TASK TO COMPLETE: Copy all lines below exactly as written. Leave pictures out.

DATASET:

═══

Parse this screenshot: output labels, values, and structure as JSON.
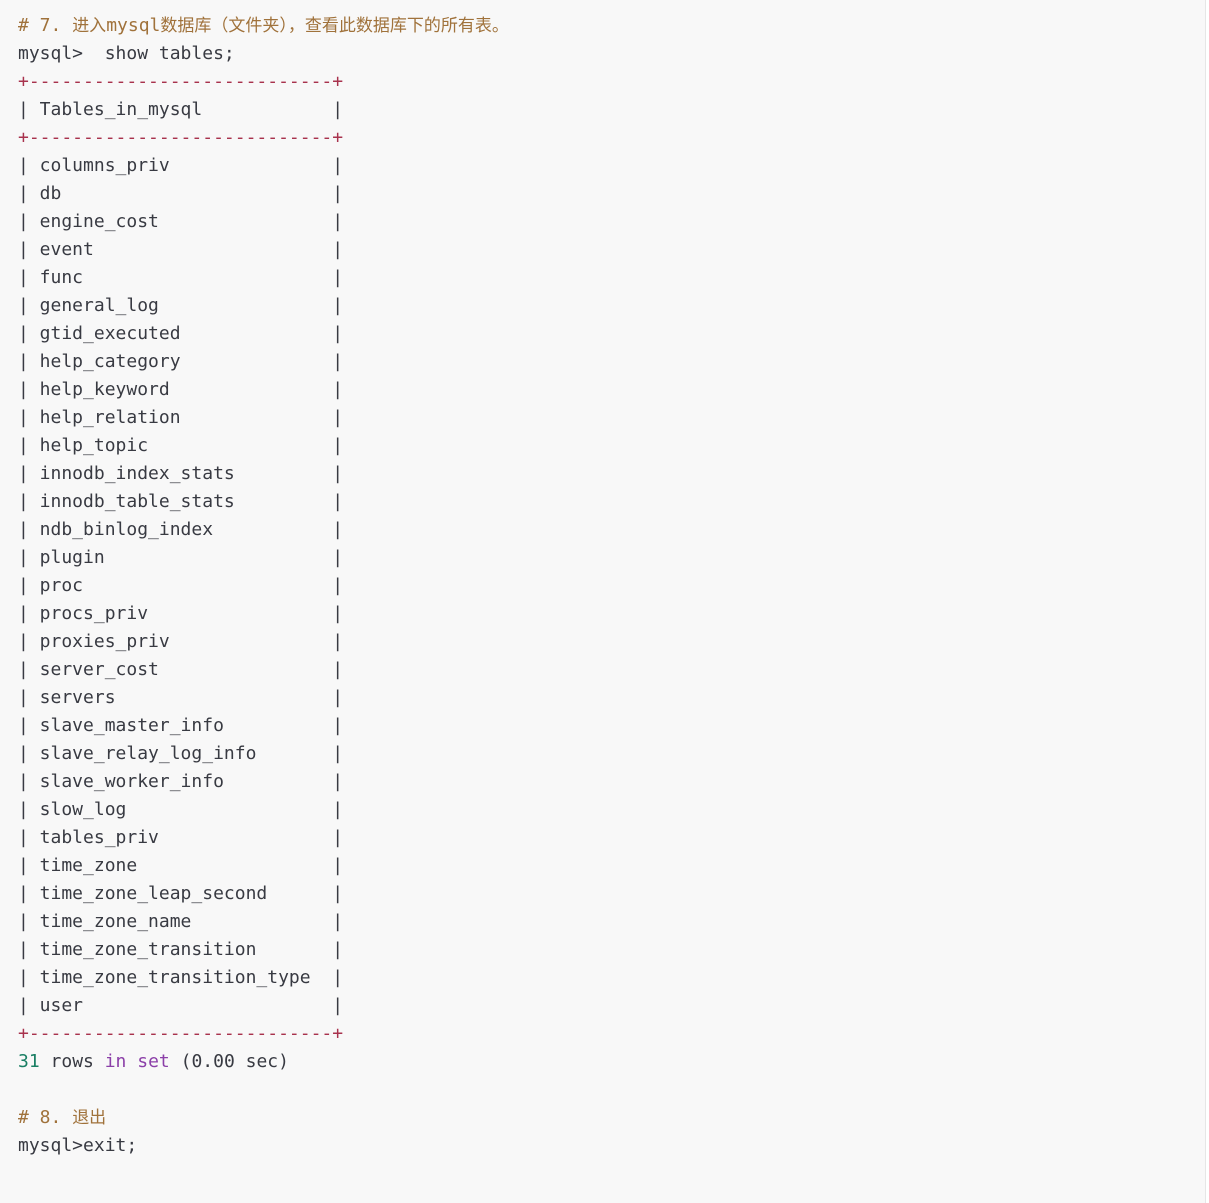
{
  "step7": {
    "comment_prefix": "# 7. ",
    "comment_cn1": "进入",
    "comment_db": "mysql",
    "comment_cn2": "数据库（文件夹），查看此数据库下的所有表。"
  },
  "prompt1": "mysql>  show tables;",
  "table": {
    "border": "+----------------------------+",
    "header": "| Tables_in_mysql            |",
    "rows": [
      "| columns_priv               |",
      "| db                         |",
      "| engine_cost                |",
      "| event                      |",
      "| func                       |",
      "| general_log                |",
      "| gtid_executed              |",
      "| help_category              |",
      "| help_keyword               |",
      "| help_relation              |",
      "| help_topic                 |",
      "| innodb_index_stats         |",
      "| innodb_table_stats         |",
      "| ndb_binlog_index           |",
      "| plugin                     |",
      "| proc                       |",
      "| procs_priv                 |",
      "| proxies_priv               |",
      "| server_cost                |",
      "| servers                    |",
      "| slave_master_info          |",
      "| slave_relay_log_info       |",
      "| slave_worker_info          |",
      "| slow_log                   |",
      "| tables_priv                |",
      "| time_zone                  |",
      "| time_zone_leap_second      |",
      "| time_zone_name             |",
      "| time_zone_transition       |",
      "| time_zone_transition_type  |",
      "| user                       |"
    ]
  },
  "result": {
    "count": "31",
    "rows_word": " rows ",
    "in_word": "in",
    "space": " ",
    "set_word": "set",
    "timing": " (0.00 sec)"
  },
  "step8": {
    "comment_prefix": "# 8. ",
    "comment_cn": "退出"
  },
  "prompt2": "mysql>exit;",
  "colors": {
    "background": "#f8f8f8",
    "comment": "#a0723b",
    "border": "#a8324d",
    "keyword": "#8b3fa8",
    "number": "#1a7f64",
    "text": "#383a42"
  }
}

═══

RESULT BELOW:
Parse this screenshot: output labels, values, and structure as JSON.
{
  "step7": {
    "comment_prefix": "# 7. ",
    "comment_cn1": "进入",
    "comment_db": "mysql",
    "comment_cn2": "数据库（文件夹），查看此数据库下的所有表。"
  },
  "prompt1": "mysql>  show tables;",
  "table": {
    "border": "+----------------------------+",
    "header": "| Tables_in_mysql            |",
    "rows": [
      "| columns_priv               |",
      "| db                         |",
      "| engine_cost                |",
      "| event                      |",
      "| func                       |",
      "| general_log                |",
      "| gtid_executed              |",
      "| help_category              |",
      "| help_keyword               |",
      "| help_relation              |",
      "| help_topic                 |",
      "| innodb_index_stats         |",
      "| innodb_table_stats         |",
      "| ndb_binlog_index           |",
      "| plugin                     |",
      "| proc                       |",
      "| procs_priv                 |",
      "| proxies_priv               |",
      "| server_cost                |",
      "| servers                    |",
      "| slave_master_info          |",
      "| slave_relay_log_info       |",
      "| slave_worker_info          |",
      "| slow_log                   |",
      "| tables_priv                |",
      "| time_zone                  |",
      "| time_zone_leap_second      |",
      "| time_zone_name             |",
      "| time_zone_transition       |",
      "| time_zone_transition_type  |",
      "| user                       |"
    ]
  },
  "result": {
    "count": "31",
    "rows_word": " rows ",
    "in_word": "in",
    "space": " ",
    "set_word": "set",
    "timing": " (0.00 sec)"
  },
  "step8": {
    "comment_prefix": "# 8. ",
    "comment_cn": "退出"
  },
  "prompt2": "mysql>exit;",
  "colors": {
    "background": "#f8f8f8",
    "comment": "#a0723b",
    "border": "#a8324d",
    "keyword": "#8b3fa8",
    "number": "#1a7f64",
    "text": "#383a42"
  }
}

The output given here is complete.